Find all the lines with "true" and gather them.

• [Provided information]:
----

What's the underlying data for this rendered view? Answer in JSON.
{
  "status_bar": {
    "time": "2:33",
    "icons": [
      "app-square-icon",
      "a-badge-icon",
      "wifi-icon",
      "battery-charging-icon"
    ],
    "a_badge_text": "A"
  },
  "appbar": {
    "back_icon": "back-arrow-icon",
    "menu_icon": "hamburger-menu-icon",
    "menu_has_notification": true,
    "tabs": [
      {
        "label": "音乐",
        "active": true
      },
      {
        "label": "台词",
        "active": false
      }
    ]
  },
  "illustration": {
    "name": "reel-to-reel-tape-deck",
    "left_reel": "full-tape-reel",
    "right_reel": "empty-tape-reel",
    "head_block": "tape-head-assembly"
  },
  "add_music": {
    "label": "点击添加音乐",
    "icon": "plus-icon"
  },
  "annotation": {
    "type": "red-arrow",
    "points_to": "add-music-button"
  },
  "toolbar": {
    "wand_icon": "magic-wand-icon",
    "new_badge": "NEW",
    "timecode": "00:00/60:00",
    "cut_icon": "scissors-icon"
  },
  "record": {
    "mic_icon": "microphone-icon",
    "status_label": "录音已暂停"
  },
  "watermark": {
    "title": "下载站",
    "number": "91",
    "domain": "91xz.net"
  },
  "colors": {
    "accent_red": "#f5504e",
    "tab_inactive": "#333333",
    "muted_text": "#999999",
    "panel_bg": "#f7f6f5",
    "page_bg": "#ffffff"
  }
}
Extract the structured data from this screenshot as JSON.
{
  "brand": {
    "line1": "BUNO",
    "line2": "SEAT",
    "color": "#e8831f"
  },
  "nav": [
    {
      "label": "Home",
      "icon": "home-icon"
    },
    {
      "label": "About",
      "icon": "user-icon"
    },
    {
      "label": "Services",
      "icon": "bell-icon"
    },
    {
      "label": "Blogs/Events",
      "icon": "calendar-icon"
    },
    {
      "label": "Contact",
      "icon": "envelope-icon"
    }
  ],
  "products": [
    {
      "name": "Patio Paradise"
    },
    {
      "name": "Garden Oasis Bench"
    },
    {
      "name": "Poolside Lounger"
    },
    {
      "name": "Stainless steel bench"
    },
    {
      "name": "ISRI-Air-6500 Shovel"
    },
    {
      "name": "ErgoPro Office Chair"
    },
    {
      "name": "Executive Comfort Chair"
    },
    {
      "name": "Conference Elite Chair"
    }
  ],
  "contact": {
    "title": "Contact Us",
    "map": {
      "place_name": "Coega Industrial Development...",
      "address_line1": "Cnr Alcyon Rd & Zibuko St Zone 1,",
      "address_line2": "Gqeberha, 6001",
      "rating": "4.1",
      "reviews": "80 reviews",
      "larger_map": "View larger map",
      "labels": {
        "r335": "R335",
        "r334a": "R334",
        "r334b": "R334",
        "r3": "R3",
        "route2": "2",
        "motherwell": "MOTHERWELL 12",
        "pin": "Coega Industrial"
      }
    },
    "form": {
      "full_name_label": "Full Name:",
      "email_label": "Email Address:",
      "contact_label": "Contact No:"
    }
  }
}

----

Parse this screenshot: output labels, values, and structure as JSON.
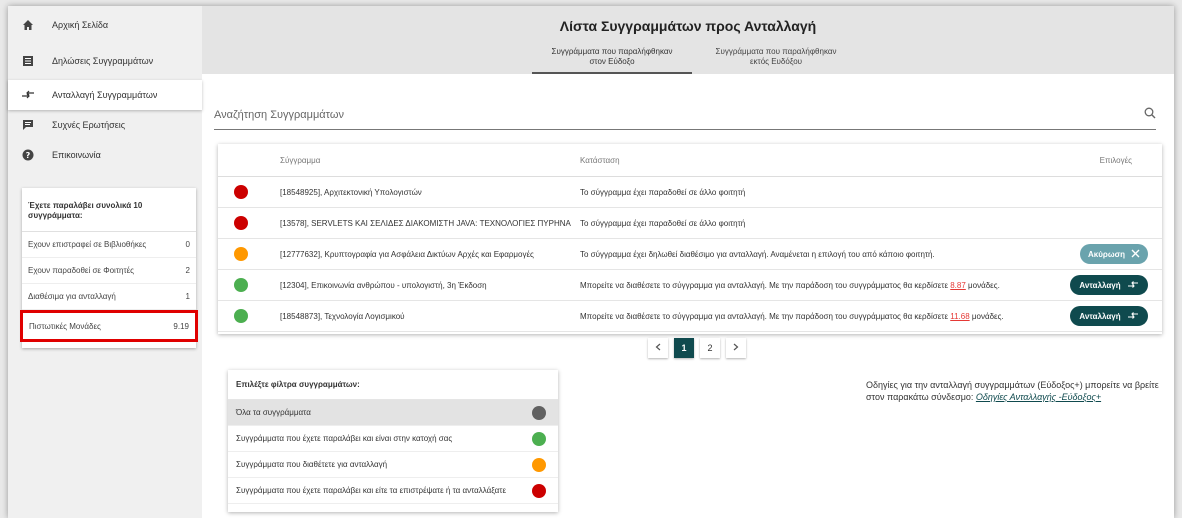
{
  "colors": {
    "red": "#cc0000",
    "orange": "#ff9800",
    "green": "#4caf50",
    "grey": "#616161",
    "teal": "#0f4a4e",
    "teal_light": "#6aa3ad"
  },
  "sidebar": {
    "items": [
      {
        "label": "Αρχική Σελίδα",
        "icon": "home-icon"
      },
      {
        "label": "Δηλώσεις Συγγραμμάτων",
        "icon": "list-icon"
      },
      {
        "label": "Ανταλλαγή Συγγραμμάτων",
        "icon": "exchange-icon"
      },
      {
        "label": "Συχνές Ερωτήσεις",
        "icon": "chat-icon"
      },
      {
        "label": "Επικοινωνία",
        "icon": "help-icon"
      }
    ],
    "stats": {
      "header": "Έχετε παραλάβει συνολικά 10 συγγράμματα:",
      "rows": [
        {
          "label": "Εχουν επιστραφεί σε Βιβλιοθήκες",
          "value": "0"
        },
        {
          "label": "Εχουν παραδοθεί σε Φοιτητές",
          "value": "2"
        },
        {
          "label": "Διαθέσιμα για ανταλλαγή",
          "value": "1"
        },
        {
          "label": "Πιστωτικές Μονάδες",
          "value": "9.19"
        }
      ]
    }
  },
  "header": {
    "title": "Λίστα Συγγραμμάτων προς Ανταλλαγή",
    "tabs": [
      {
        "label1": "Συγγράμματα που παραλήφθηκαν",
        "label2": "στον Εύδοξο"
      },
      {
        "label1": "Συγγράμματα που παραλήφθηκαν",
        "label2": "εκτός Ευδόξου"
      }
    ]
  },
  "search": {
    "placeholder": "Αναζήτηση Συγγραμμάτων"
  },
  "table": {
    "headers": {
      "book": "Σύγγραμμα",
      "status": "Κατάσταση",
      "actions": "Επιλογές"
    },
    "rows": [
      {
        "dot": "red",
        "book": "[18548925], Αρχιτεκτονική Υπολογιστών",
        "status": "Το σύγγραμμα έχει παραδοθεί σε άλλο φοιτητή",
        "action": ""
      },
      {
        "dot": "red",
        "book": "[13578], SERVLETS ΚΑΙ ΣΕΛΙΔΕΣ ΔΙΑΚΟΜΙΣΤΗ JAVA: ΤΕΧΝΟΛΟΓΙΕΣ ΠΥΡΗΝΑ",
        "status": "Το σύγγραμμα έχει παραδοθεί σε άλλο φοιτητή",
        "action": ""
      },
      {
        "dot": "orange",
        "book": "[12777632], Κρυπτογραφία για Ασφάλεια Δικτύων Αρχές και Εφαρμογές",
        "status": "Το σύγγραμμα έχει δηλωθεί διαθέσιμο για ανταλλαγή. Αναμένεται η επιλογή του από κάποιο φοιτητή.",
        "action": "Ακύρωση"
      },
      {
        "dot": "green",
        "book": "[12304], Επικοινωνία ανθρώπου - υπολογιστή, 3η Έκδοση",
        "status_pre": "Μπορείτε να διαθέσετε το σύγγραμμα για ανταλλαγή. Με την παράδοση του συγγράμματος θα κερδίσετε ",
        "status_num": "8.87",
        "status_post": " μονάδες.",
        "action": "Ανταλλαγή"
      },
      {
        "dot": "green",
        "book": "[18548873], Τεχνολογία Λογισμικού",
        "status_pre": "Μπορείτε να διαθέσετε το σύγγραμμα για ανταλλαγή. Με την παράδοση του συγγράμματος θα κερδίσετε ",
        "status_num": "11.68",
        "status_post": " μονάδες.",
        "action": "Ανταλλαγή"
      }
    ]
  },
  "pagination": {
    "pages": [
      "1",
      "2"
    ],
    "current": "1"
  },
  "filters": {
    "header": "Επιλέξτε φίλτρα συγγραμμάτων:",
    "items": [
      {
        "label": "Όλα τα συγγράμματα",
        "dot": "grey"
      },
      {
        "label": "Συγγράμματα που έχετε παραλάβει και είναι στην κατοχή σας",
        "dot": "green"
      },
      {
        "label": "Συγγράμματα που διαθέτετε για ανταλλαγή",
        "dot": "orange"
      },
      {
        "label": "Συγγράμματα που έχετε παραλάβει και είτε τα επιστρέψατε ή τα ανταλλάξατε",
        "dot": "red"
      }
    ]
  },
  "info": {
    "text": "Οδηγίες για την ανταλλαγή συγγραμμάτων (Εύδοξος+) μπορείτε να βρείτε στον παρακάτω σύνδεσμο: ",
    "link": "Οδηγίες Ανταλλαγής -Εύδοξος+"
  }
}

----

• [Exercise result]:
    "menu_has_notification": true,
        "active": true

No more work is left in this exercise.